▶ _Задание 1_: Выпишите из отрывка об учителе рисования кусок от слов «Культура и эрудиция» до слов «школе для трудновоспитуемых.» включительно.
▶ _Задание 2_: Продолжите отрывок об учителе рисования, начав сразу после его последнего предложения.

Культура и эрудиция учителя помогала сохранять веру в свой собственный путь,
удержаться на плаву в бурях разнообразных художественных течений.
Кроме того, он
нашел для себя своего рода отдушину: пошел работать с детьми. Да с детьми не
совсем обычными. Преподавал рисование в школе для трудновоспитуемых.
Были тогда такие. Педагоги называли их дефективными, а ему это казалось
оскорбительным. Он понимал, что их поведение объяснялась социальными
трудностями: сиротством, голоданием, безнадзорностью. Он жалел их, старался
отвлечь от улицы, увлечь рисованием. Он сам был очень молод и потому открыт
этим детям. В работе с ними находил для себя что-то важное и нужное в будущей
работе с книгой для детей.
Художники круга
Лебедева не относились к иллюстрации как к сопровождению текста. Они создавали
ее как единый строй развернутого действия. Слово и картинка существовали на
равных. Особенно в книжке для самых маленьких, где текст практически
становился подписью к изображению. Именно этот тип детской книжки он особенно
любил – возможно, чутье толкало его на создание законченной картины даже в
книжке.

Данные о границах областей
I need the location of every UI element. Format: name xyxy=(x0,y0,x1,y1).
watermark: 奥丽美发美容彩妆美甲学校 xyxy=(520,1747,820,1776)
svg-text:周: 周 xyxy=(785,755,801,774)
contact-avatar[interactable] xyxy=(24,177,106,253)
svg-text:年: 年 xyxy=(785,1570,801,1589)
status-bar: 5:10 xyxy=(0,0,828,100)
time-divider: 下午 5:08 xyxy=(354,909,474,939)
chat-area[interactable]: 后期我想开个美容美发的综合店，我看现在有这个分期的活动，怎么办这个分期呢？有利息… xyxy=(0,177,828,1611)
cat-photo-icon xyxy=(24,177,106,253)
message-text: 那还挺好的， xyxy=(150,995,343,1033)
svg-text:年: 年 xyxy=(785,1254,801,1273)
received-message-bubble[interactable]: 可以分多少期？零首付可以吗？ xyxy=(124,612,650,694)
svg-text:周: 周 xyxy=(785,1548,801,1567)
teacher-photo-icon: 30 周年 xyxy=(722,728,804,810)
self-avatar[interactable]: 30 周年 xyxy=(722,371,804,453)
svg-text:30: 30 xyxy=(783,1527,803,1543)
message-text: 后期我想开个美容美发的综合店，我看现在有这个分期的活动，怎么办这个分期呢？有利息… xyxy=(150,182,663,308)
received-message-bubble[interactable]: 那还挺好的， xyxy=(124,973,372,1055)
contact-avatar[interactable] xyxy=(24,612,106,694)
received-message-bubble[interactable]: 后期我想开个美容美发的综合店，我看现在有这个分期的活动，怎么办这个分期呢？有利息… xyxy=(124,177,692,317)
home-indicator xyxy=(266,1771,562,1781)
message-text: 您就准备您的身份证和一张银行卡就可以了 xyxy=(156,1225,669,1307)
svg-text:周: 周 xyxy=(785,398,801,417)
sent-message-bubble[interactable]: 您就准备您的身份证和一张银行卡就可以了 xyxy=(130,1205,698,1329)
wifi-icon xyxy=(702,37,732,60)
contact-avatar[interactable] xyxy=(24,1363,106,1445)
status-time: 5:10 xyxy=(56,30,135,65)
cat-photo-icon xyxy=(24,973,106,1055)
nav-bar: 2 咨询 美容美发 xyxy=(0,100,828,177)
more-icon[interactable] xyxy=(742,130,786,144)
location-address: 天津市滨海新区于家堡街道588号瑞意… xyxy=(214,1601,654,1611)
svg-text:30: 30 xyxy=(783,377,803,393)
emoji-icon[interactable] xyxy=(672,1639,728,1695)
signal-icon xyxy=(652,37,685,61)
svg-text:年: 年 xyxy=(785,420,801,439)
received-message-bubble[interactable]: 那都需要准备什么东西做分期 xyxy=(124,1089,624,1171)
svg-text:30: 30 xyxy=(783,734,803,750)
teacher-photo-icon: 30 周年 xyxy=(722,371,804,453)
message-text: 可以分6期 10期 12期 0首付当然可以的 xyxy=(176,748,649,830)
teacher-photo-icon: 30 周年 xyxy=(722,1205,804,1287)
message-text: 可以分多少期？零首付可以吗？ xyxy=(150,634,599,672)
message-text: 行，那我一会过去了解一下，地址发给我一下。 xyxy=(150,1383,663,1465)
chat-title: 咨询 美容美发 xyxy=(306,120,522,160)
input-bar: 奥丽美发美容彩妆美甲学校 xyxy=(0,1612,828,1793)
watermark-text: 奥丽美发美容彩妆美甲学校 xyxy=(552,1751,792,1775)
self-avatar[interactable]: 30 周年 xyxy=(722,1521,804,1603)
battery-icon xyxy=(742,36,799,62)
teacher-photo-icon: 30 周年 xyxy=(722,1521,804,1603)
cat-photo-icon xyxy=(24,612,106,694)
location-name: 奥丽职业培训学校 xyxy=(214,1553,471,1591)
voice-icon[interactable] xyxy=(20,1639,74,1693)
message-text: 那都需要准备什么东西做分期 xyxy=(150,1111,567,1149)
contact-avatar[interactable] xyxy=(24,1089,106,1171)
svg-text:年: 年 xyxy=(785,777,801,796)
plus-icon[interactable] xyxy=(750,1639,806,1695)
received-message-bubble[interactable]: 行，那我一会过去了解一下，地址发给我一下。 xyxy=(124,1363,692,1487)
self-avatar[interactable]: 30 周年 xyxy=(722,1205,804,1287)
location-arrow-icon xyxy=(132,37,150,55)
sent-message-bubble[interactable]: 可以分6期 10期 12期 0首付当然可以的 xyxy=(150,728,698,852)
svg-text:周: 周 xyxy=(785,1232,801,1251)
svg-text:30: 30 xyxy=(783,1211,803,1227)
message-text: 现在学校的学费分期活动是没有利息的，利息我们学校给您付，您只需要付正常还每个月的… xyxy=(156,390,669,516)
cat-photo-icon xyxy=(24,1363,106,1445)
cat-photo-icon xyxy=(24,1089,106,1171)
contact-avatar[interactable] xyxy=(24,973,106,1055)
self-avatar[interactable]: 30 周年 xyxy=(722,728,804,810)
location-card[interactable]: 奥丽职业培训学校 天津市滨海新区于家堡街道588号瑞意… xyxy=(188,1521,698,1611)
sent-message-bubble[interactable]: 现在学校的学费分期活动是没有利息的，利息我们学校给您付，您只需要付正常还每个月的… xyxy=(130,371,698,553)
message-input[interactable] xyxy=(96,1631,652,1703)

▶ _Ожидаемый ответ 1_:
Культура и эрудиция учителя помогала сохранять веру в свой собственный путь,
удержаться на плаву в бурях разнообразных художественных течений.
Кроме того, он
нашел для себя своего рода отдушину: пошел работать с детьми. Да с детьми не
совсем обычными. Преподавал рисование в школе для трудновоспитуемых.

▶ _Ожидаемый ответ 2_:
В тридцатые
годы, когда ленинградцы увлекались работой в экспериментальной литографской
мастерской на Герцена, Николай Андреевич Тырса
заговорил о детском цветном эстампе, об участии художника в формировании
эстетического окружения ребенка дома, в детском саду, в школе. Идея оказалась
вполне реальной. Сравнительно недорогой детский эстамп действительно мог
украсить жизнь, приучить детей к общению с чем-то прекрасным, праздничным.
Ленинград
пережил тяжелую полосу уплотнений, началось царство коммунальных квартир,
изуродовавших прежние петербургские интерьеры. Понятие «детской» безнадежно
исчезало. И все же Васнецов знал, что у многих родителей находился для детей
уголок, где висел его эстамп «Котик», или другой – из тех, что недорого стоили
в художественном салоне.
Эпоха революционного
аскетизма, когда коммунисты и комсомольцы не позволяли себе ничего лишнего, по
их мнению, буржуазного, все-таки миновала. Теперь требовалось пробуждать и
подталкивать естественные потребности людей в красоте.
В детях Васнецов
видел незамутненную устаревшими понятиями часть нового общества. Николай
Андреевич Тырса смотрел на цветную книжку-картинку –
эстамп как на ступеньку к эстетическому просвещению детей. Такой взгляд
был новым и увлекательным. Васнецов тогда почувствовал интерес и вкус к цветной
литографии.
Он показал мне
десять цветных эстампов на сюжеты народных сказок, которые успел сделать перед
войной. Теперь, после войны, эта работа продолжилась.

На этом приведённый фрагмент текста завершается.